▶ SHORT EXERCISE:
Reproduce each line of the material exactly, minus any picture.

▶ DATA FOR THE TASK:
^^^^^^^^

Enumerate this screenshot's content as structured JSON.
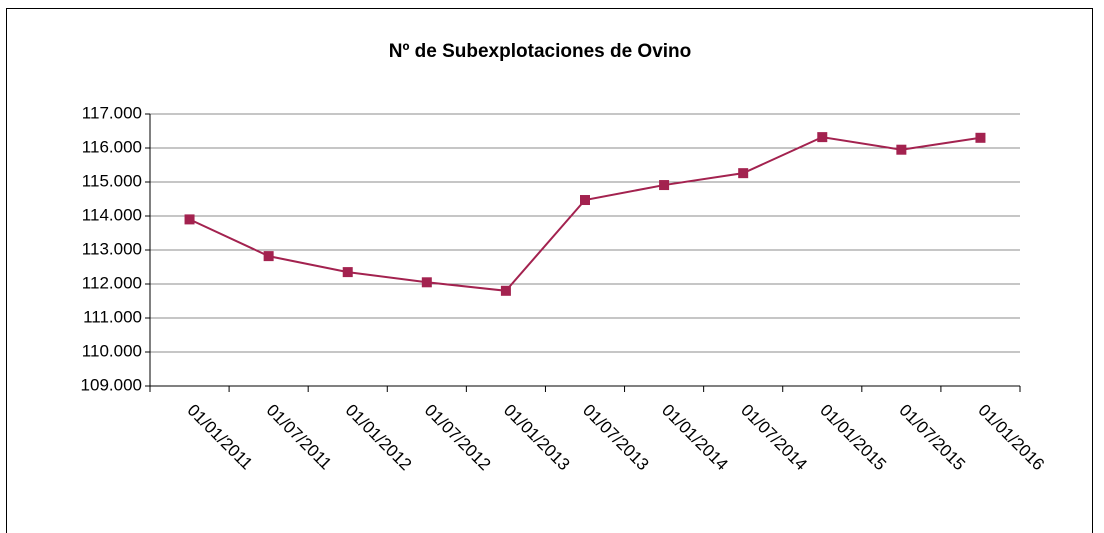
{
  "chart_data": {
    "type": "line",
    "title": "Nº de Subexplotaciones de Ovino",
    "categories": [
      "01/01/2011",
      "01/07/2011",
      "01/01/2012",
      "01/07/2012",
      "01/01/2013",
      "01/07/2013",
      "01/01/2014",
      "01/07/2014",
      "01/01/2015",
      "01/07/2015",
      "01/01/2016"
    ],
    "series": [
      {
        "color": "#a3224f",
        "values": [
          113900,
          112820,
          112350,
          112050,
          111800,
          114470,
          114910,
          115260,
          116320,
          115950,
          116300
        ]
      }
    ],
    "ylim": [
      109000,
      117000
    ],
    "yticks": [
      {
        "value": 109000,
        "label": "109.000"
      },
      {
        "value": 110000,
        "label": "110.000"
      },
      {
        "value": 111000,
        "label": "111.000"
      },
      {
        "value": 112000,
        "label": "112.000"
      },
      {
        "value": 113000,
        "label": "113.000"
      },
      {
        "value": 114000,
        "label": "114.000"
      },
      {
        "value": 115000,
        "label": "115.000"
      },
      {
        "value": 116000,
        "label": "116.000"
      },
      {
        "value": 117000,
        "label": "117.000"
      }
    ],
    "grid": true
  }
}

^^^^^^^^

▶ RESPONSE TO THE EXERCISE:
Enumerate this screenshot's content as structured JSON.
{
  "chart_data": {
    "type": "line",
    "title": "Nº de Subexplotaciones de Ovino",
    "categories": [
      "01/01/2011",
      "01/07/2011",
      "01/01/2012",
      "01/07/2012",
      "01/01/2013",
      "01/07/2013",
      "01/01/2014",
      "01/07/2014",
      "01/01/2015",
      "01/07/2015",
      "01/01/2016"
    ],
    "series": [
      {
        "color": "#a3224f",
        "values": [
          113900,
          112820,
          112350,
          112050,
          111800,
          114470,
          114910,
          115260,
          116320,
          115950,
          116300
        ]
      }
    ],
    "ylim": [
      109000,
      117000
    ],
    "yticks": [
      {
        "value": 109000,
        "label": "109.000"
      },
      {
        "value": 110000,
        "label": "110.000"
      },
      {
        "value": 111000,
        "label": "111.000"
      },
      {
        "value": 112000,
        "label": "112.000"
      },
      {
        "value": 113000,
        "label": "113.000"
      },
      {
        "value": 114000,
        "label": "114.000"
      },
      {
        "value": 115000,
        "label": "115.000"
      },
      {
        "value": 116000,
        "label": "116.000"
      },
      {
        "value": 117000,
        "label": "117.000"
      }
    ],
    "grid": true
  }
}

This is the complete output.